• [Problem to work on] In the entries below, count every line containing "pill". Reply with the number alone.

..............................

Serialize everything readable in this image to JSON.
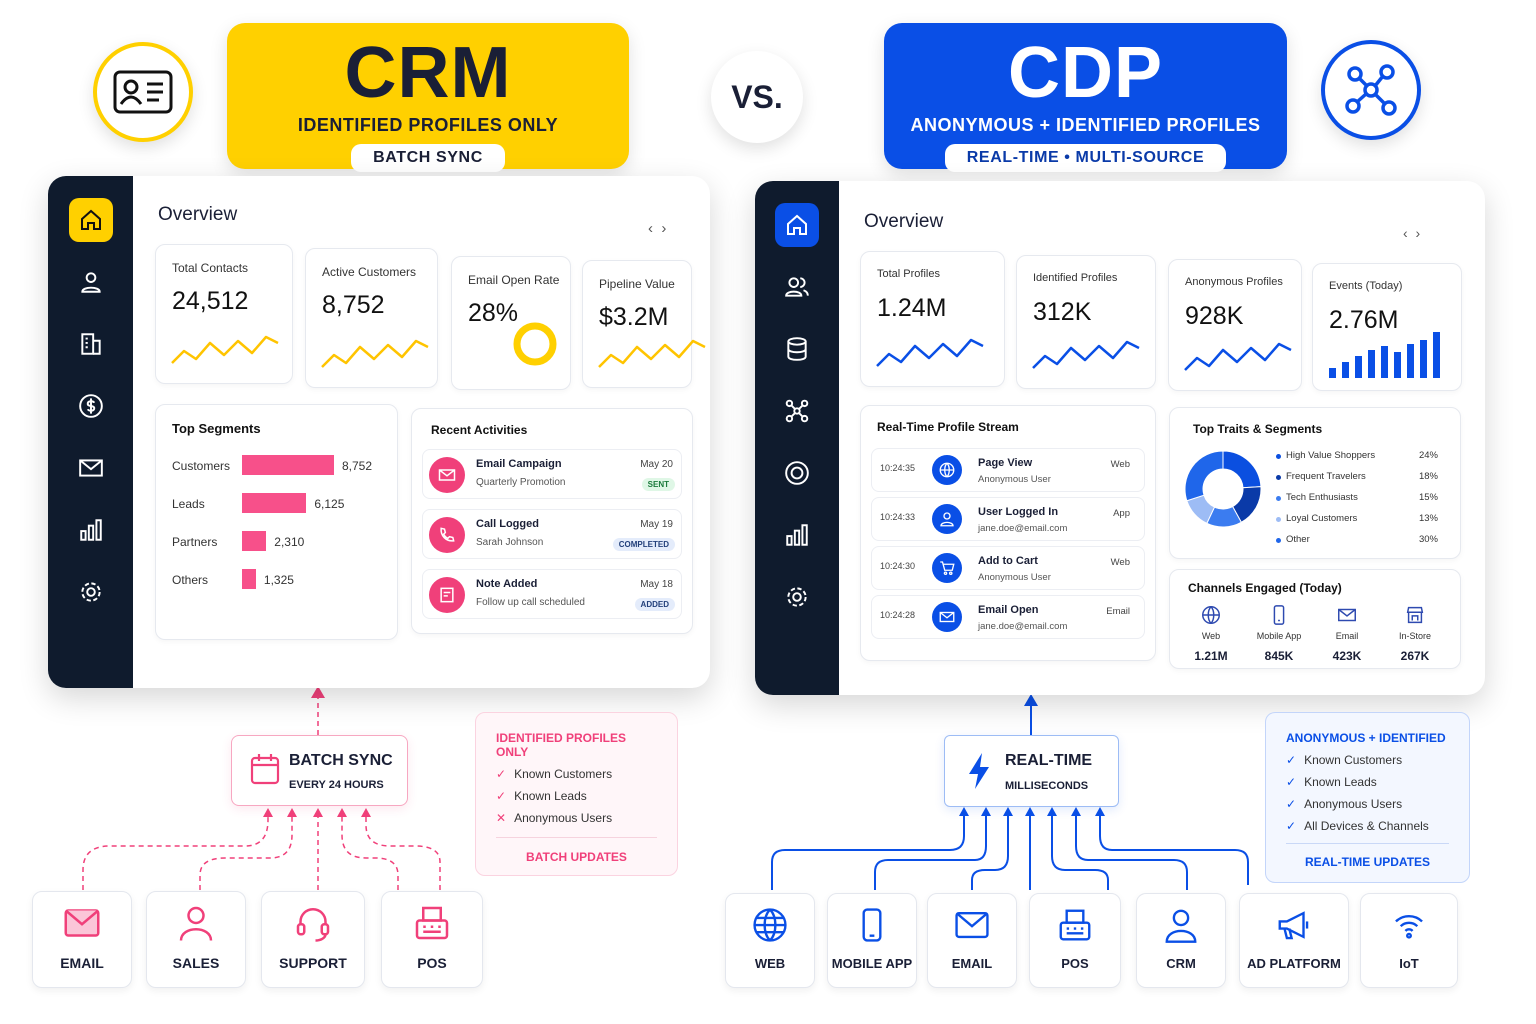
{
  "crm": {
    "title": "CRM",
    "subtitle": "IDENTIFIED PROFILES ONLY",
    "pill": "BATCH SYNC",
    "accent": "#FFD000",
    "dashboard": {
      "title": "Overview",
      "kpis": [
        {
          "label": "Total Contacts",
          "value": "24,512"
        },
        {
          "label": "Active Customers",
          "value": "8,752"
        },
        {
          "label": "Email Open Rate",
          "value": "28%"
        },
        {
          "label": "Pipeline Value",
          "value": "$3.2M"
        }
      ],
      "segments": {
        "title": "Top Segments",
        "items": [
          {
            "label": "Customers",
            "value": 8752,
            "display": "8,752"
          },
          {
            "label": "Leads",
            "value": 6125,
            "display": "6,125"
          },
          {
            "label": "Partners",
            "value": 2310,
            "display": "2,310"
          },
          {
            "label": "Others",
            "value": 1325,
            "display": "1,325"
          }
        ]
      },
      "activities": {
        "title": "Recent Activities",
        "items": [
          {
            "title": "Email Campaign",
            "sub": "Quarterly Promotion",
            "date": "May 20",
            "badge": "SENT"
          },
          {
            "title": "Call Logged",
            "sub": "Sarah Johnson",
            "date": "May 19",
            "badge": "COMPLETED"
          },
          {
            "title": "Note Added",
            "sub": "Follow up call scheduled",
            "date": "May 18",
            "badge": "ADDED"
          }
        ]
      }
    },
    "sync": {
      "title": "BATCH SYNC",
      "sub": "EVERY 24 HOURS"
    },
    "info": {
      "title": "IDENTIFIED PROFILES ONLY",
      "items": [
        "Known Customers",
        "Known Leads",
        "Anonymous Users"
      ],
      "footer": "BATCH UPDATES"
    },
    "sources": [
      "EMAIL",
      "SALES",
      "SUPPORT",
      "POS"
    ]
  },
  "vs": "VS.",
  "cdp": {
    "title": "CDP",
    "subtitle": "ANONYMOUS + IDENTIFIED PROFILES",
    "pill": "REAL-TIME • MULTI-SOURCE",
    "accent": "#0A4FE6",
    "dashboard": {
      "title": "Overview",
      "kpis": [
        {
          "label": "Total Profiles",
          "value": "1.24M"
        },
        {
          "label": "Identified Profiles",
          "value": "312K"
        },
        {
          "label": "Anonymous Profiles",
          "value": "928K"
        },
        {
          "label": "Events (Today)",
          "value": "2.76M"
        }
      ],
      "stream": {
        "title": "Real-Time Profile Stream",
        "items": [
          {
            "time": "10:24:35",
            "title": "Page View",
            "sub": "Anonymous User",
            "source": "Web"
          },
          {
            "time": "10:24:33",
            "title": "User Logged In",
            "sub": "jane.doe@email.com",
            "source": "App"
          },
          {
            "time": "10:24:30",
            "title": "Add to Cart",
            "sub": "Anonymous User",
            "source": "Web"
          },
          {
            "time": "10:24:28",
            "title": "Email Open",
            "sub": "jane.doe@email.com",
            "source": "Email"
          }
        ]
      },
      "traits": {
        "title": "Top Traits & Segments",
        "items": [
          {
            "label": "High Value Shoppers",
            "pct": 24,
            "display": "24%",
            "color": "#0b4fe0"
          },
          {
            "label": "Frequent Travelers",
            "pct": 18,
            "display": "18%",
            "color": "#0a3aa8"
          },
          {
            "label": "Tech Enthusiasts",
            "pct": 15,
            "display": "15%",
            "color": "#3b7cf0"
          },
          {
            "label": "Loyal Customers",
            "pct": 13,
            "display": "13%",
            "color": "#9dbcf5"
          },
          {
            "label": "Other",
            "pct": 30,
            "display": "30%",
            "color": "#1f66ea"
          }
        ]
      },
      "channels": {
        "title": "Channels Engaged (Today)",
        "items": [
          {
            "label": "Web",
            "value": "1.21M"
          },
          {
            "label": "Mobile App",
            "value": "845K"
          },
          {
            "label": "Email",
            "value": "423K"
          },
          {
            "label": "In-Store",
            "value": "267K"
          }
        ]
      }
    },
    "sync": {
      "title": "REAL-TIME",
      "sub": "MILLISECONDS"
    },
    "info": {
      "title": "ANONYMOUS + IDENTIFIED",
      "items": [
        "Known Customers",
        "Known Leads",
        "Anonymous Users",
        "All Devices & Channels"
      ],
      "footer": "REAL-TIME UPDATES"
    },
    "sources": [
      "WEB",
      "MOBILE APP",
      "EMAIL",
      "POS",
      "CRM",
      "AD PLATFORM",
      "IoT"
    ]
  }
}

..............................

• [Task answer] 2